**Short exercise:**
Repeat, exactly and completely, the entries shown underneath.

Records that describe figures
============================================================
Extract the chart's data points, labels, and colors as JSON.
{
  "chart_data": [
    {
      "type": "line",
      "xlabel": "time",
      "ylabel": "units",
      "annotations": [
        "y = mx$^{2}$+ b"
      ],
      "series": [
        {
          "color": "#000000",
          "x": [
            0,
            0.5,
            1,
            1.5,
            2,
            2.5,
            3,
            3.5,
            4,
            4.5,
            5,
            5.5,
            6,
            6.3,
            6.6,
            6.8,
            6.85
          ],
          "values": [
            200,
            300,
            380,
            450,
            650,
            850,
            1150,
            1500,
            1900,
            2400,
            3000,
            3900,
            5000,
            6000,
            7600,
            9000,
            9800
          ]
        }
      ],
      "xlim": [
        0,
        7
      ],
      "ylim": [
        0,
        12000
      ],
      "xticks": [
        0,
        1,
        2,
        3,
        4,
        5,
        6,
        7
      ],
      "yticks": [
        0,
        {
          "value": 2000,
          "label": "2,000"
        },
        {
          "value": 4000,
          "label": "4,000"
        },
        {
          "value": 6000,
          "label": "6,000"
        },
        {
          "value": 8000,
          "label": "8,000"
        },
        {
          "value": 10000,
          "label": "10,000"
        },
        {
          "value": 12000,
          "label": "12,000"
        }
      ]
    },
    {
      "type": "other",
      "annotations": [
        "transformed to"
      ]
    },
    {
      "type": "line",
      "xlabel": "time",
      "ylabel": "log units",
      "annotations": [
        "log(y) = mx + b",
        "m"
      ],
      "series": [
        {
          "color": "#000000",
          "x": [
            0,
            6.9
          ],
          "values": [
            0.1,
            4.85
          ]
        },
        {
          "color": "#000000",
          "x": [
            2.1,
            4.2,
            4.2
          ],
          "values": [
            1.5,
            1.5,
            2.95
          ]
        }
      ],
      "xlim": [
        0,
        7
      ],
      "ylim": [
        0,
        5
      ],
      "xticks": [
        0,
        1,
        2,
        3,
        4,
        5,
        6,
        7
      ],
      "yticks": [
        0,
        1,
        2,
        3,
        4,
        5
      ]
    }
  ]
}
============================================================
**Answer to the problem:**
Extract the chart's data points, labels, and colors as JSON.
{
  "chart_data": [
    {
      "type": "line",
      "xlabel": "time",
      "ylabel": "units",
      "annotations": [
        "y = mx$^{2}$+ b"
      ],
      "series": [
        {
          "color": "#000000",
          "x": [
            0,
            0.5,
            1,
            1.5,
            2,
            2.5,
            3,
            3.5,
            4,
            4.5,
            5,
            5.5,
            6,
            6.3,
            6.6,
            6.8,
            6.85
          ],
          "values": [
            200,
            300,
            380,
            450,
            650,
            850,
            1150,
            1500,
            1900,
            2400,
            3000,
            3900,
            5000,
            6000,
            7600,
            9000,
            9800
          ]
        }
      ],
      "xlim": [
        0,
        7
      ],
      "ylim": [
        0,
        12000
      ],
      "xticks": [
        0,
        1,
        2,
        3,
        4,
        5,
        6,
        7
      ],
      "yticks": [
        0,
        {
          "value": 2000,
          "label": "2,000"
        },
        {
          "value": 4000,
          "label": "4,000"
        },
        {
          "value": 6000,
          "label": "6,000"
        },
        {
          "value": 8000,
          "label": "8,000"
        },
        {
          "value": 10000,
          "label": "10,000"
        },
        {
          "value": 12000,
          "label": "12,000"
        }
      ]
    },
    {
      "type": "other",
      "annotations": [
        "transformed to"
      ]
    },
    {
      "type": "line",
      "xlabel": "time",
      "ylabel": "log units",
      "annotations": [
        "log(y) = mx + b",
        "m"
      ],
      "series": [
        {
          "color": "#000000",
          "x": [
            0,
            6.9
          ],
          "values": [
            0.1,
            4.85
          ]
        },
        {
          "color": "#000000",
          "x": [
            2.1,
            4.2,
            4.2
          ],
          "values": [
            1.5,
            1.5,
            2.95
          ]
        }
      ],
      "xlim": [
        0,
        7
      ],
      "ylim": [
        0,
        5
      ],
      "xticks": [
        0,
        1,
        2,
        3,
        4,
        5,
        6,
        7
      ],
      "yticks": [
        0,
        1,
        2,
        3,
        4,
        5
      ]
    }
  ]
}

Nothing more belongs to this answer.